-- Try it --
What lines in the entries hold the string "title"? List them.

-- Task data --
────────────────────────────────────────

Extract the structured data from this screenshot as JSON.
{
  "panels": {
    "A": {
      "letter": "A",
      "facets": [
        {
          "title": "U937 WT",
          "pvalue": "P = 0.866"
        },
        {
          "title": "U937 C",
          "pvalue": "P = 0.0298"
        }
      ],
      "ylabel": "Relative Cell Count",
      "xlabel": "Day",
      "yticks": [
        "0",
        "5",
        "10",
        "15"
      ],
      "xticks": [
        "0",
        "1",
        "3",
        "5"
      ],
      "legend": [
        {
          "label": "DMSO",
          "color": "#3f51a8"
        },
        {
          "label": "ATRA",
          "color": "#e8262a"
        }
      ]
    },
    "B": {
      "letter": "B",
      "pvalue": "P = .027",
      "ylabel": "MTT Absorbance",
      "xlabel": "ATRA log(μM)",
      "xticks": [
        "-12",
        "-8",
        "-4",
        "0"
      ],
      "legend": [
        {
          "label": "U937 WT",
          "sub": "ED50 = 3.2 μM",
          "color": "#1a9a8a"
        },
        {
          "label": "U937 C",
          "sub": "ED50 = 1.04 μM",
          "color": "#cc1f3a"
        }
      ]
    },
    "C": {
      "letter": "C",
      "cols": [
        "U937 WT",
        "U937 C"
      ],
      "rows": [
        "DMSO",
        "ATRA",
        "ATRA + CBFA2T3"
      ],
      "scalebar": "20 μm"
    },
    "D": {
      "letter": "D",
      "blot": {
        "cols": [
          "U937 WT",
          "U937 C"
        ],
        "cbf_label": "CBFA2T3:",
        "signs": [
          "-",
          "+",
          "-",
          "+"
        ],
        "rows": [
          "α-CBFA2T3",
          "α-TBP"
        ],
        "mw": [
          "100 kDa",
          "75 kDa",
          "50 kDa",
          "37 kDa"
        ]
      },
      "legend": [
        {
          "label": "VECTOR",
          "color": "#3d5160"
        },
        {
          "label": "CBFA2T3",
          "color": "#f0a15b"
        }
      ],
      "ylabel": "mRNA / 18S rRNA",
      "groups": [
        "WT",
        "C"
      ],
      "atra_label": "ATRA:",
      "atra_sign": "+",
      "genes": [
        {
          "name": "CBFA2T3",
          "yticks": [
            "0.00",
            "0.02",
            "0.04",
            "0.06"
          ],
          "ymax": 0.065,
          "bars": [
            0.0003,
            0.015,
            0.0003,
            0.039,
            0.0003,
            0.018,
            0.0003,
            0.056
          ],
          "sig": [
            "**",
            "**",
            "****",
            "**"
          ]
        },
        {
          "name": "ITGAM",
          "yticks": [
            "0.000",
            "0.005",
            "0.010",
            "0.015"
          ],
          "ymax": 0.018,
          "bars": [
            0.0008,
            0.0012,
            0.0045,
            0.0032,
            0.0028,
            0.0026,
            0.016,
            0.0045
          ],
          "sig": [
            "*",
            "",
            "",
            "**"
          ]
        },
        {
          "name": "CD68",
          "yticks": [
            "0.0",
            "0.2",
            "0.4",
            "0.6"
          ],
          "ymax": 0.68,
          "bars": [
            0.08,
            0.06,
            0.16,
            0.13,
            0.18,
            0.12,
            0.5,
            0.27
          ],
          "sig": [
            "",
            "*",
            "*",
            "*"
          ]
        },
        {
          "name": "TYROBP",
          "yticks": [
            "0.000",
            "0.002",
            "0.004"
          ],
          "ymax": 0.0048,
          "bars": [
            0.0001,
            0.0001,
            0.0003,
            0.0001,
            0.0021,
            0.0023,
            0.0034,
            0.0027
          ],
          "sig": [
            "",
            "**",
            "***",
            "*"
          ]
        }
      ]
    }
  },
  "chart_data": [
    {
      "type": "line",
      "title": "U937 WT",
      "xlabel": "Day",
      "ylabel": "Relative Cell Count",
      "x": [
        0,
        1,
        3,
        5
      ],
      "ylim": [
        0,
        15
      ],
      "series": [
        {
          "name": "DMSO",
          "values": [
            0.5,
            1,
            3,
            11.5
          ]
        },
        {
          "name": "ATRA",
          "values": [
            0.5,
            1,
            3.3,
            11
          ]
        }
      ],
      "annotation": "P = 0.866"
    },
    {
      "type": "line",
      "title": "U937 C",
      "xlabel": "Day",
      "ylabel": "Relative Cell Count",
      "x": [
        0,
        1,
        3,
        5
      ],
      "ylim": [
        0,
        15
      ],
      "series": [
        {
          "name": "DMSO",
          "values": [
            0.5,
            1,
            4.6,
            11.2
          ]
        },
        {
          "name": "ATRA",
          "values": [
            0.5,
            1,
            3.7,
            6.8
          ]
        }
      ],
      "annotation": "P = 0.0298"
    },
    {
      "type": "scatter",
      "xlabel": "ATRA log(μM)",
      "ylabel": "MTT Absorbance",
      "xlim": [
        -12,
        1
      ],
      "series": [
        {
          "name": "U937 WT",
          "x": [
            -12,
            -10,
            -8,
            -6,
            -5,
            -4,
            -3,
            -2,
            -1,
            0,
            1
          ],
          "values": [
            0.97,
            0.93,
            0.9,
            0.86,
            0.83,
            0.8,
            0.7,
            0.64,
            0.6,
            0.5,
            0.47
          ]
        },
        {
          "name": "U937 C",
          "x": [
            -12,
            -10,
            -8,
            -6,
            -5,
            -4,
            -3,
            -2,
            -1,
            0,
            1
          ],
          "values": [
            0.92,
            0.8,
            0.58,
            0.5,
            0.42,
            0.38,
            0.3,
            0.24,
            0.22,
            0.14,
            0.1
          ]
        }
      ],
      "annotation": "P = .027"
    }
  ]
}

────────────────────────────────────────

-- Result of this task --
          "title": "U937 WT",
          "title": "U937 C",
      "title": "U937 WT",
      "title": "U937 C",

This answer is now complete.